Leave out the pictures and copy each record below exactly.
────
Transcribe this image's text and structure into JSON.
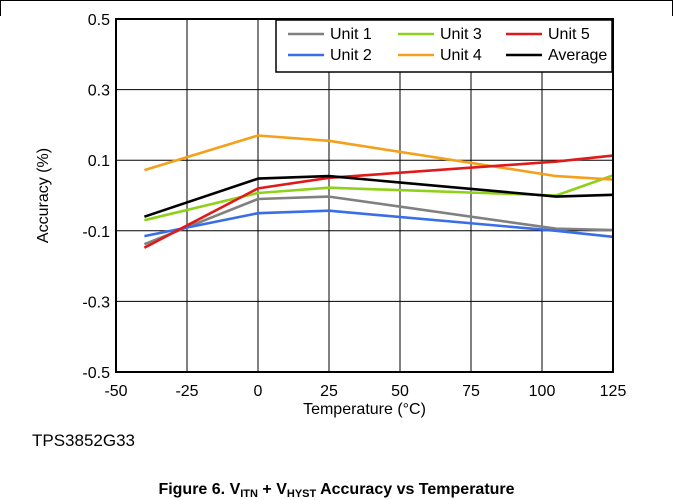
{
  "part_number": "TPS3852G33",
  "caption": {
    "prefix": "Figure 6. V",
    "sub1": "ITN",
    "mid": " + V",
    "sub2": "HYST",
    "suffix": " Accuracy vs Temperature"
  },
  "chart_data": {
    "type": "line",
    "title": "",
    "xlabel": "Temperature (°C)",
    "ylabel": "Accuracy (%)",
    "xlim": [
      -50,
      125
    ],
    "ylim": [
      -0.5,
      0.5
    ],
    "x_ticks": [
      -50,
      -25,
      0,
      25,
      50,
      75,
      100,
      125
    ],
    "y_ticks": [
      -0.5,
      -0.3,
      -0.1,
      0.1,
      0.3,
      0.5
    ],
    "x_tick_labels": [
      "-50",
      "-25",
      "0",
      "25",
      "50",
      "75",
      "100",
      "125"
    ],
    "y_tick_labels": [
      "-0.5",
      "-0.3",
      "-0.1",
      "0.1",
      "0.3",
      "0.5"
    ],
    "grid": true,
    "legend_position": "top-right",
    "x": [
      -40,
      0,
      25,
      105,
      125
    ],
    "series": [
      {
        "name": "Unit 1",
        "color": "#808080",
        "values": [
          -0.138,
          -0.01,
          -0.003,
          -0.094,
          -0.098
        ]
      },
      {
        "name": "Unit 2",
        "color": "#3a6ee8",
        "values": [
          -0.115,
          -0.05,
          -0.043,
          -0.1,
          -0.117
        ]
      },
      {
        "name": "Unit 3",
        "color": "#8fd11a",
        "values": [
          -0.07,
          0.007,
          0.022,
          0.0,
          0.057
        ]
      },
      {
        "name": "Unit 4",
        "color": "#f5a01a",
        "values": [
          0.072,
          0.17,
          0.155,
          0.055,
          0.045
        ]
      },
      {
        "name": "Unit 5",
        "color": "#e01a1a",
        "values": [
          -0.148,
          0.02,
          0.05,
          0.096,
          0.113
        ]
      },
      {
        "name": "Average",
        "color": "#000000",
        "values": [
          -0.06,
          0.048,
          0.055,
          -0.003,
          0.002
        ]
      }
    ]
  }
}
────
## WRITTEN RESPONSE
Transcribe this image's text and structure into JSON.
{
  "part_number": "TPS3852G33",
  "caption": {
    "prefix": "Figure 6. V",
    "sub1": "ITN",
    "mid": " + V",
    "sub2": "HYST",
    "suffix": " Accuracy vs Temperature"
  },
  "chart_data": {
    "type": "line",
    "title": "",
    "xlabel": "Temperature (°C)",
    "ylabel": "Accuracy (%)",
    "xlim": [
      -50,
      125
    ],
    "ylim": [
      -0.5,
      0.5
    ],
    "x_ticks": [
      -50,
      -25,
      0,
      25,
      50,
      75,
      100,
      125
    ],
    "y_ticks": [
      -0.5,
      -0.3,
      -0.1,
      0.1,
      0.3,
      0.5
    ],
    "x_tick_labels": [
      "-50",
      "-25",
      "0",
      "25",
      "50",
      "75",
      "100",
      "125"
    ],
    "y_tick_labels": [
      "-0.5",
      "-0.3",
      "-0.1",
      "0.1",
      "0.3",
      "0.5"
    ],
    "grid": true,
    "legend_position": "top-right",
    "x": [
      -40,
      0,
      25,
      105,
      125
    ],
    "series": [
      {
        "name": "Unit 1",
        "color": "#808080",
        "values": [
          -0.138,
          -0.01,
          -0.003,
          -0.094,
          -0.098
        ]
      },
      {
        "name": "Unit 2",
        "color": "#3a6ee8",
        "values": [
          -0.115,
          -0.05,
          -0.043,
          -0.1,
          -0.117
        ]
      },
      {
        "name": "Unit 3",
        "color": "#8fd11a",
        "values": [
          -0.07,
          0.007,
          0.022,
          0.0,
          0.057
        ]
      },
      {
        "name": "Unit 4",
        "color": "#f5a01a",
        "values": [
          0.072,
          0.17,
          0.155,
          0.055,
          0.045
        ]
      },
      {
        "name": "Unit 5",
        "color": "#e01a1a",
        "values": [
          -0.148,
          0.02,
          0.05,
          0.096,
          0.113
        ]
      },
      {
        "name": "Average",
        "color": "#000000",
        "values": [
          -0.06,
          0.048,
          0.055,
          -0.003,
          0.002
        ]
      }
    ]
  }
}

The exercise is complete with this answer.